● **WRITTEN INSTRUCTION**
Reproduce exactly the lines below, starting at the line that contains "Enumerate this screenshot's" and ending with the last line of the records, both included; leave out any pictures.

● **MATERIAL TO PROCESS**
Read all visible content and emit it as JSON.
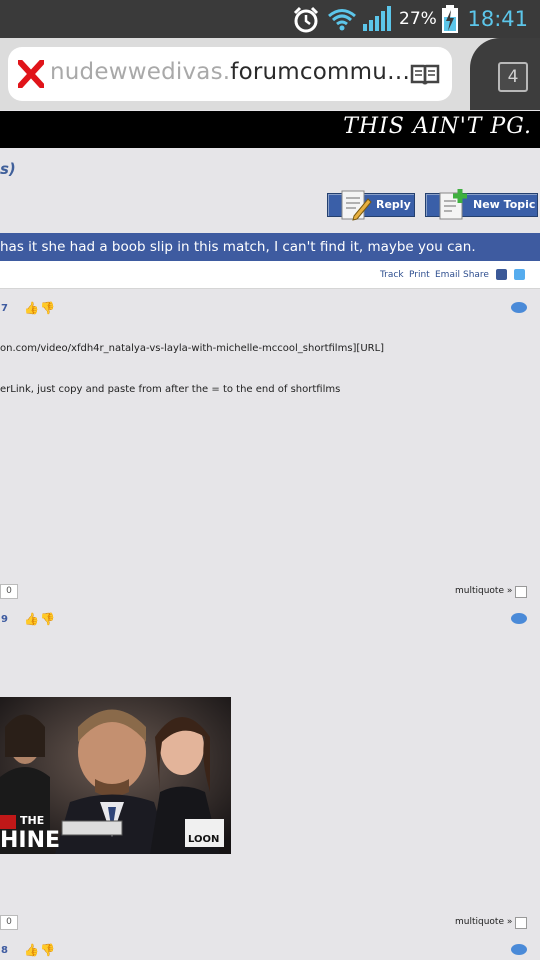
{
  "status_bar": {
    "battery_percent": "27%",
    "time": "18:41"
  },
  "browser": {
    "url_dim": "nudewwedivas.",
    "url_main": "forumcommu…",
    "tab_count": "4"
  },
  "forum": {
    "slogan": "THIS AIN'T PG.",
    "breadcrumb_tail": "s)",
    "reply_label": "Reply",
    "new_topic_label": "New Topic",
    "thread_title": "has it she had a boob slip in this match, I can't find it, maybe you can.",
    "tools": {
      "track": "Track",
      "print": "Print",
      "email": "Email",
      "share": "Share"
    }
  },
  "posts": [
    {
      "number": "7",
      "line1": "on.com/video/xfdh4r_natalya-vs-layla-with-michelle-mccool_shortfilms][URL]",
      "line2": "erLink, just copy and paste from after the = to the end of shortfilms",
      "count": "0",
      "multiquote": "multiquote »"
    },
    {
      "number": "9",
      "image_text_left": "HINE",
      "image_text_small": "THE",
      "image_brand": "LOON",
      "count": "0",
      "multiquote": "multiquote »"
    },
    {
      "number": "8"
    }
  ]
}
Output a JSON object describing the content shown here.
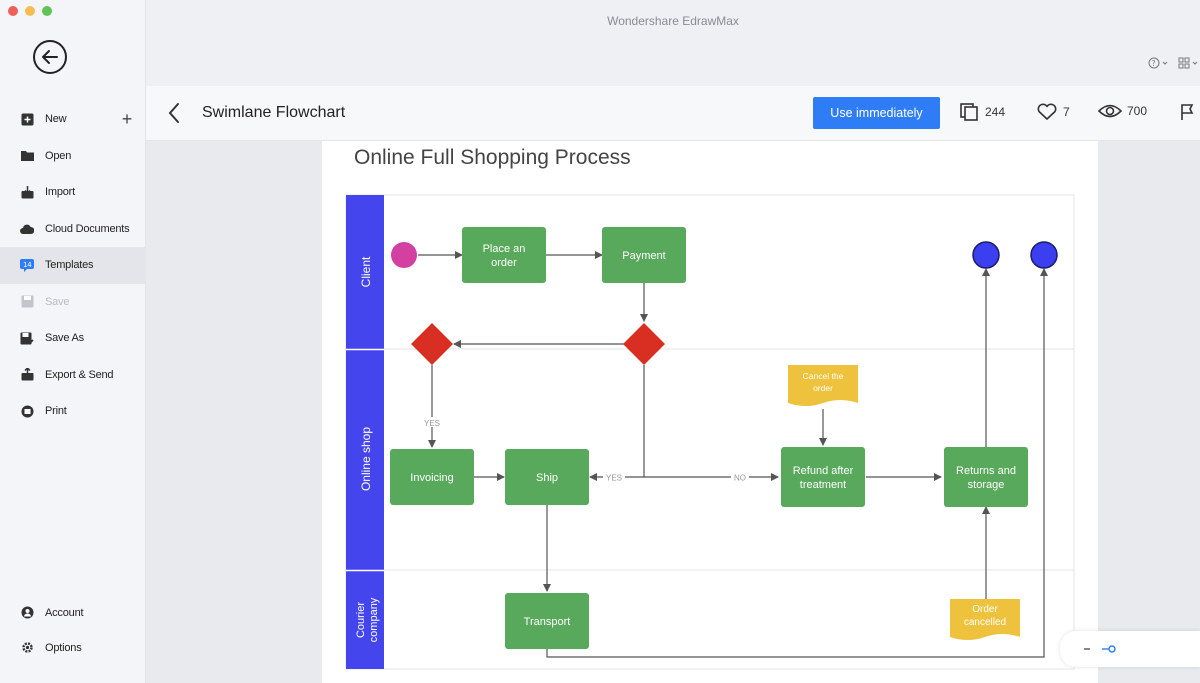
{
  "window": {
    "app_title": "Wondershare EdrawMax"
  },
  "sidebar": {
    "menu": [
      {
        "label": "New",
        "icon": "new-icon"
      },
      {
        "label": "Open",
        "icon": "folder-icon"
      },
      {
        "label": "Import",
        "icon": "import-icon"
      },
      {
        "label": "Cloud Documents",
        "icon": "cloud-icon"
      },
      {
        "label": "Templates",
        "icon": "templates-icon",
        "active": true
      },
      {
        "label": "Save",
        "icon": "save-icon",
        "disabled": true
      },
      {
        "label": "Save As",
        "icon": "save-as-icon"
      },
      {
        "label": "Export & Send",
        "icon": "export-icon"
      },
      {
        "label": "Print",
        "icon": "print-icon"
      }
    ],
    "bottom": [
      {
        "label": "Account",
        "icon": "account-icon"
      },
      {
        "label": "Options",
        "icon": "gear-icon"
      }
    ]
  },
  "header": {
    "title": "Swimlane Flowchart",
    "use_button": "Use immediately",
    "copies": "244",
    "likes": "7",
    "views": "700"
  },
  "diagram": {
    "title": "Online Full Shopping Process",
    "lanes": [
      "Client",
      "Online shop",
      "Courier company"
    ],
    "nodes": {
      "place_order": "Place an order",
      "payment": "Payment",
      "invoicing": "Invoicing",
      "ship": "Ship",
      "refund": "Refund after treatment",
      "returns": "Returns and storage",
      "transport": "Transport",
      "cancel_order": "Cancel the order",
      "order_cancelled": "Order cancelled"
    },
    "edge_labels": {
      "yes1": "YES",
      "yes2": "YES",
      "no": "NO"
    }
  },
  "colors": {
    "lane_header": "#4545ee",
    "process": "#58a95b",
    "decision": "#d92e22",
    "start": "#d43fa2",
    "end": "#3b3ff0",
    "note": "#eec23c",
    "accent": "#2f7df6"
  }
}
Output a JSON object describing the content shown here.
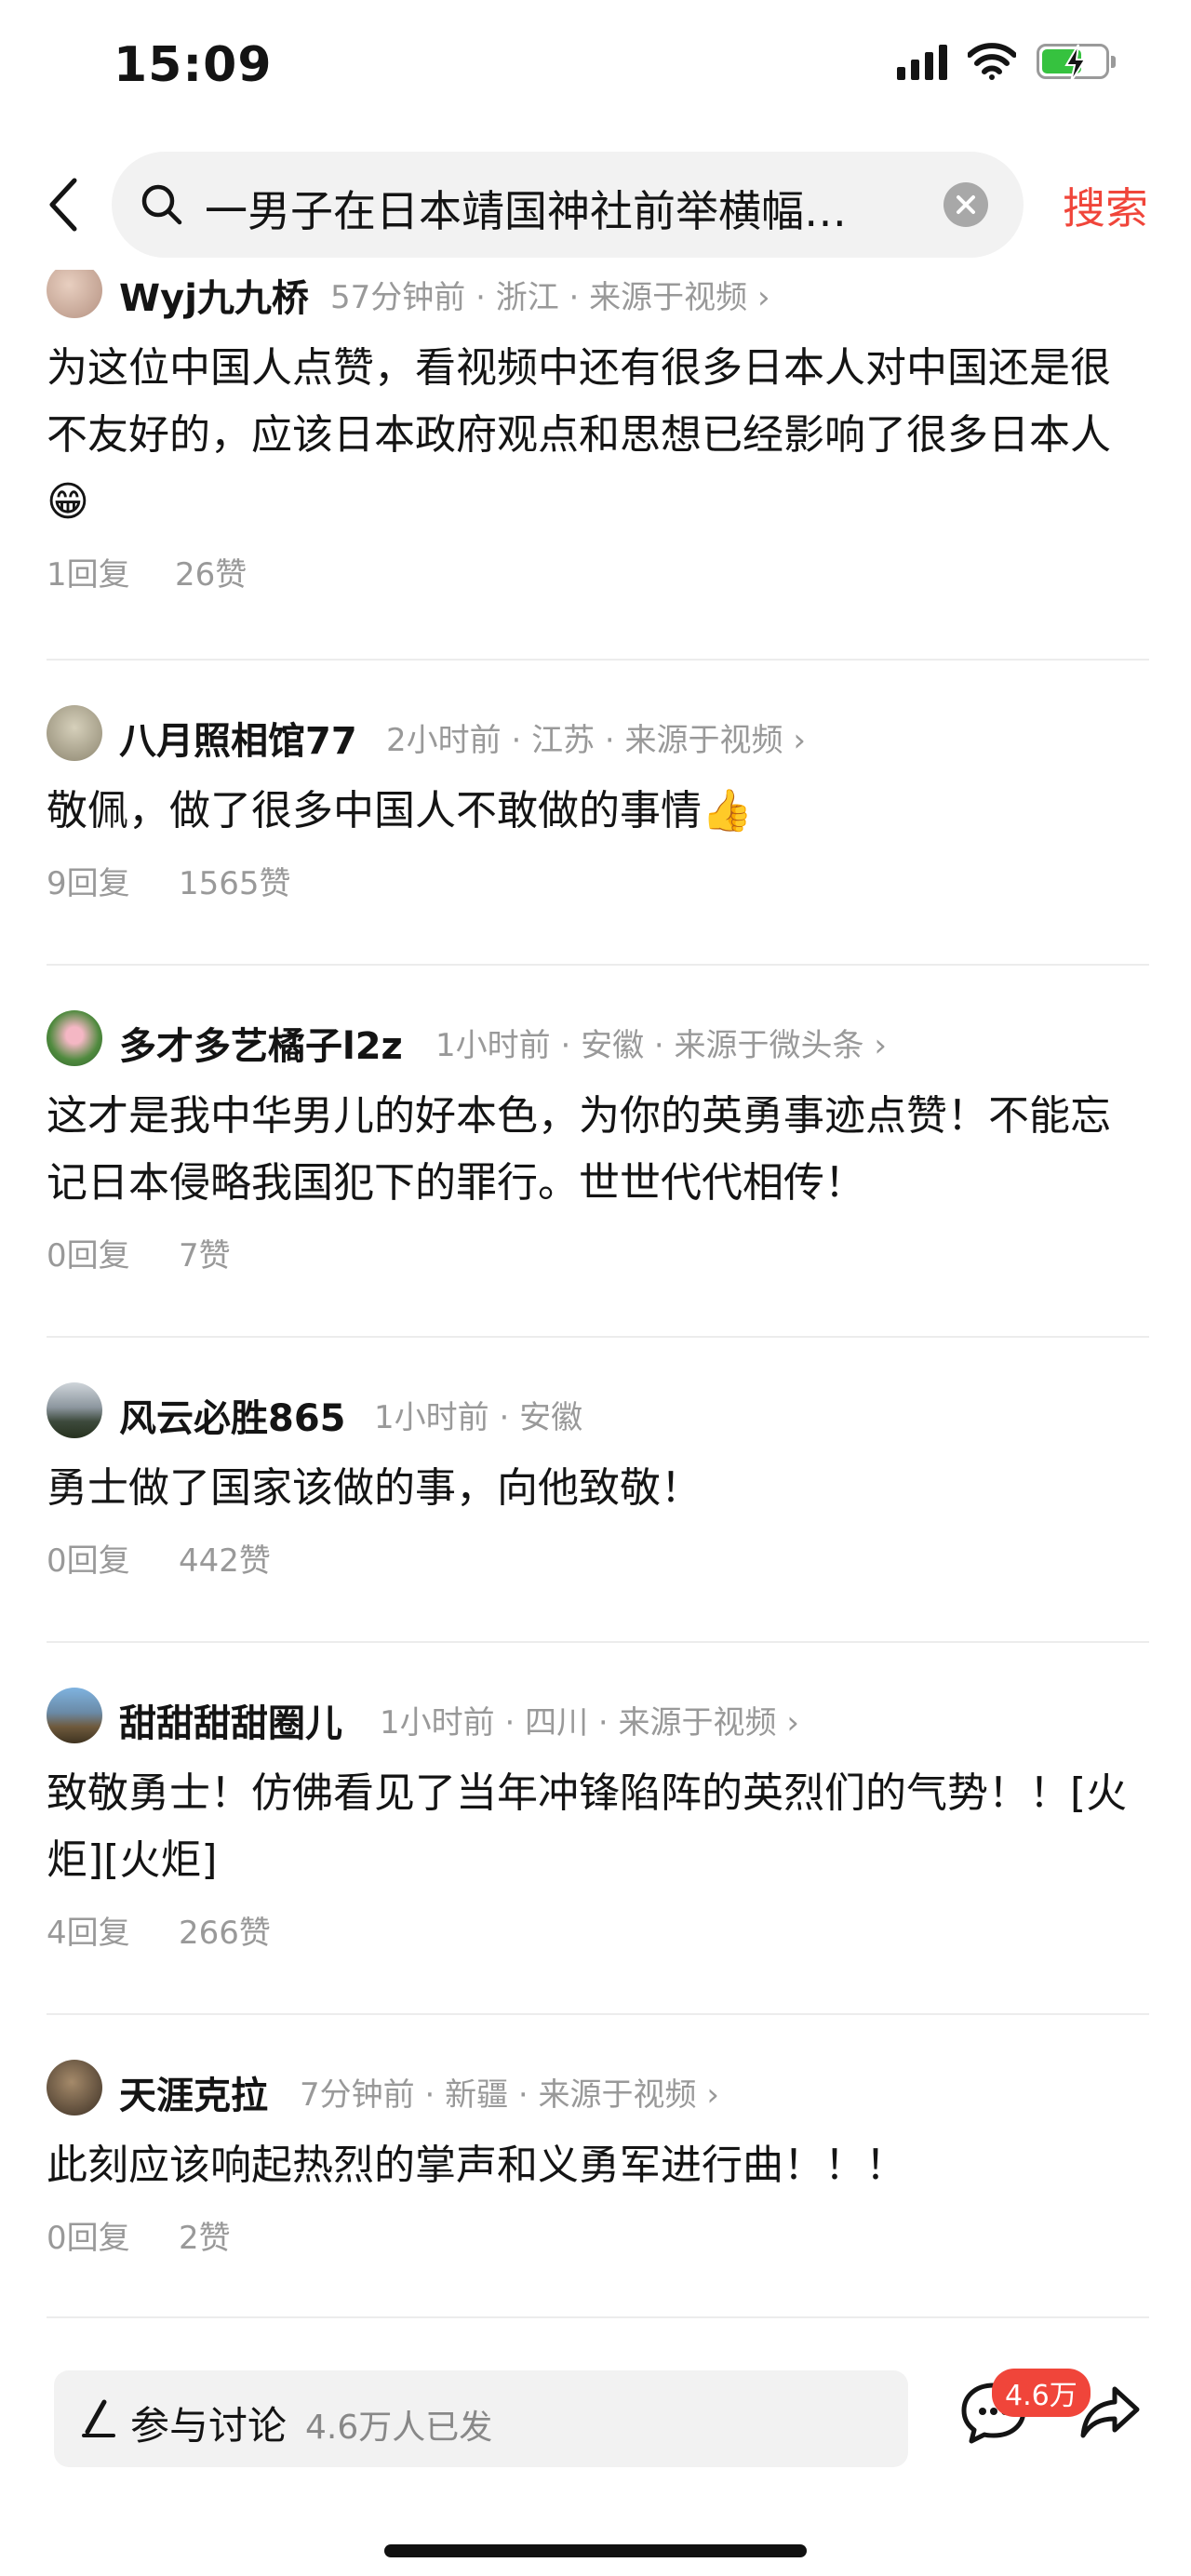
{
  "status_bar": {
    "time": "15:09"
  },
  "search": {
    "query": "一男子在日本靖国神社前举横幅…",
    "button_label": "搜索"
  },
  "comments": [
    {
      "username": "Wyj九九桥",
      "time": "57分钟前",
      "location": "浙江",
      "source": "来源于视频",
      "body": "为这位中国人点赞，看视频中还有很多日本人对中国还是很不友好的，应该日本政府观点和思想已经影响了很多日本人😁",
      "replies": "1回复",
      "likes": "26赞"
    },
    {
      "username": "八月照相馆77",
      "time": "2小时前",
      "location": "江苏",
      "source": "来源于视频",
      "body": "敬佩，做了很多中国人不敢做的事情👍",
      "replies": "9回复",
      "likes": "1565赞"
    },
    {
      "username": "多才多艺橘子l2z",
      "time": "1小时前",
      "location": "安徽",
      "source": "来源于微头条",
      "body": "这才是我中华男儿的好本色，为你的英勇事迹点赞！不能忘记日本侵略我国犯下的罪行。世世代代相传！",
      "replies": "0回复",
      "likes": "7赞"
    },
    {
      "username": "风云必胜865",
      "time": "1小时前",
      "location": "安徽",
      "source": "",
      "body": "勇士做了国家该做的事，向他致敬！",
      "replies": "0回复",
      "likes": "442赞"
    },
    {
      "username": "甜甜甜甜圈儿",
      "time": "1小时前",
      "location": "四川",
      "source": "来源于视频",
      "body": "致敬勇士！仿佛看见了当年冲锋陷阵的英烈们的气势！！[火炬][火炬]",
      "replies": "4回复",
      "likes": "266赞"
    },
    {
      "username": "天涯克拉",
      "time": "7分钟前",
      "location": "新疆",
      "source": "来源于视频",
      "body": "此刻应该响起热烈的掌声和义勇军进行曲！！！",
      "replies": "0回复",
      "likes": "2赞"
    }
  ],
  "bottom_bar": {
    "discuss_label": "参与讨论",
    "discuss_count": "4.6万人已发",
    "comment_badge": "4.6万"
  },
  "colors": {
    "accent": "#f0453a",
    "meta_gray": "#999999",
    "battery_green": "#36c23f"
  },
  "icons": [
    "back-arrow-icon",
    "search-icon",
    "clear-icon",
    "pen-icon",
    "comment-bubble-icon",
    "share-arrow-icon",
    "signal-icon",
    "wifi-icon",
    "battery-icon"
  ]
}
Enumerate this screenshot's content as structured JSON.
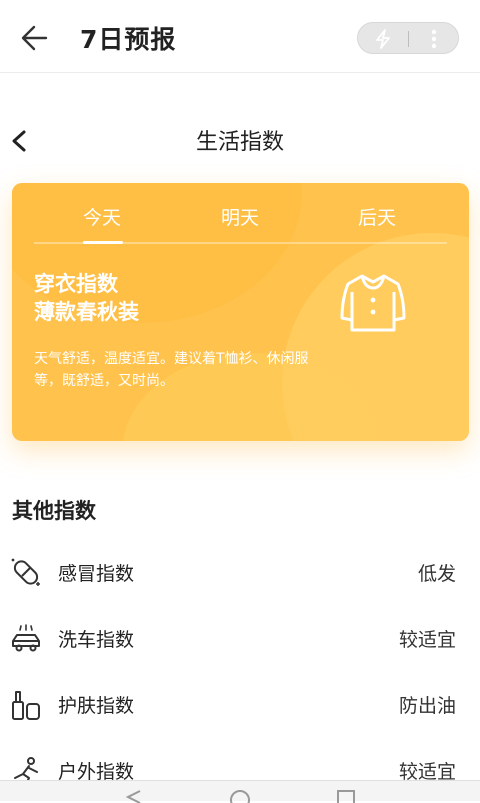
{
  "header": {
    "title": "7日预报"
  },
  "sub_header": {
    "title": "生活指数"
  },
  "card": {
    "tabs": [
      "今天",
      "明天",
      "后天"
    ],
    "selected_tab": "今天",
    "index_name": "穿衣指数",
    "index_value": "薄款春秋装",
    "description": "天气舒适，温度适宜。建议着T恤衫、休闲服等，既舒适，又时尚。"
  },
  "others": {
    "title": "其他指数",
    "items": [
      {
        "label": "感冒指数",
        "value": "低发",
        "icon": "pill-icon"
      },
      {
        "label": "洗车指数",
        "value": "较适宜",
        "icon": "car-wash-icon"
      },
      {
        "label": "护肤指数",
        "value": "防出油",
        "icon": "cosmetics-icon"
      },
      {
        "label": "户外指数",
        "value": "较适宜",
        "icon": "outdoor-icon"
      }
    ]
  },
  "colors": {
    "card_bg": "#ffc34d",
    "accent": "#ffb83a"
  }
}
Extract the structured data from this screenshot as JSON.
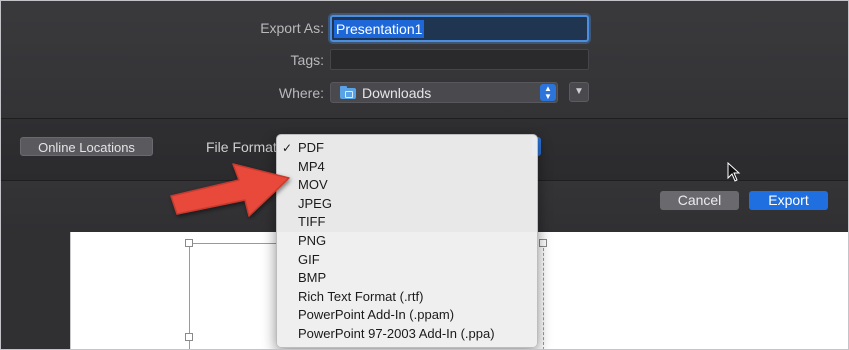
{
  "dialog": {
    "export_as_label": "Export As:",
    "export_as_value": "Presentation1",
    "tags_label": "Tags:",
    "tags_value": "",
    "where_label": "Where:",
    "where_value": "Downloads",
    "where_icon": "folder-icon",
    "online_locations_label": "Online Locations",
    "file_format_label": "File Format",
    "cancel_label": "Cancel",
    "export_label": "Export"
  },
  "format_menu": {
    "selected": "PDF",
    "items": [
      "PDF",
      "MP4",
      "MOV",
      "JPEG",
      "TIFF",
      "PNG",
      "GIF",
      "BMP",
      "Rich Text Format (.rtf)",
      "PowerPoint Add-In (.ppam)",
      "PowerPoint 97-2003 Add-In (.ppa)"
    ]
  },
  "annotation": {
    "arrow_color": "#e8483a",
    "points_to": "MOV"
  },
  "colors": {
    "accent": "#1f6fe0",
    "sheet_bg": "#333336"
  }
}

● **FULL OUTPUT**
Enumerate this screenshot's content as structured JSON.
{
  "header": {
    "title": "7日预报"
  },
  "sub_header": {
    "title": "生活指数"
  },
  "card": {
    "tabs": [
      "今天",
      "明天",
      "后天"
    ],
    "selected_tab": "今天",
    "index_name": "穿衣指数",
    "index_value": "薄款春秋装",
    "description": "天气舒适，温度适宜。建议着T恤衫、休闲服等，既舒适，又时尚。"
  },
  "others": {
    "title": "其他指数",
    "items": [
      {
        "label": "感冒指数",
        "value": "低发",
        "icon": "pill-icon"
      },
      {
        "label": "洗车指数",
        "value": "较适宜",
        "icon": "car-wash-icon"
      },
      {
        "label": "护肤指数",
        "value": "防出油",
        "icon": "cosmetics-icon"
      },
      {
        "label": "户外指数",
        "value": "较适宜",
        "icon": "outdoor-icon"
      }
    ]
  },
  "colors": {
    "card_bg": "#ffc34d",
    "accent": "#ffb83a"
  }
}
Extract the structured data from this screenshot as JSON.
{
  "dialog": {
    "export_as_label": "Export As:",
    "export_as_value": "Presentation1",
    "tags_label": "Tags:",
    "tags_value": "",
    "where_label": "Where:",
    "where_value": "Downloads",
    "where_icon": "folder-icon",
    "online_locations_label": "Online Locations",
    "file_format_label": "File Format",
    "cancel_label": "Cancel",
    "export_label": "Export"
  },
  "format_menu": {
    "selected": "PDF",
    "items": [
      "PDF",
      "MP4",
      "MOV",
      "JPEG",
      "TIFF",
      "PNG",
      "GIF",
      "BMP",
      "Rich Text Format (.rtf)",
      "PowerPoint Add-In (.ppam)",
      "PowerPoint 97-2003 Add-In (.ppa)"
    ]
  },
  "annotation": {
    "arrow_color": "#e8483a",
    "points_to": "MOV"
  },
  "colors": {
    "accent": "#1f6fe0",
    "sheet_bg": "#333336"
  }
}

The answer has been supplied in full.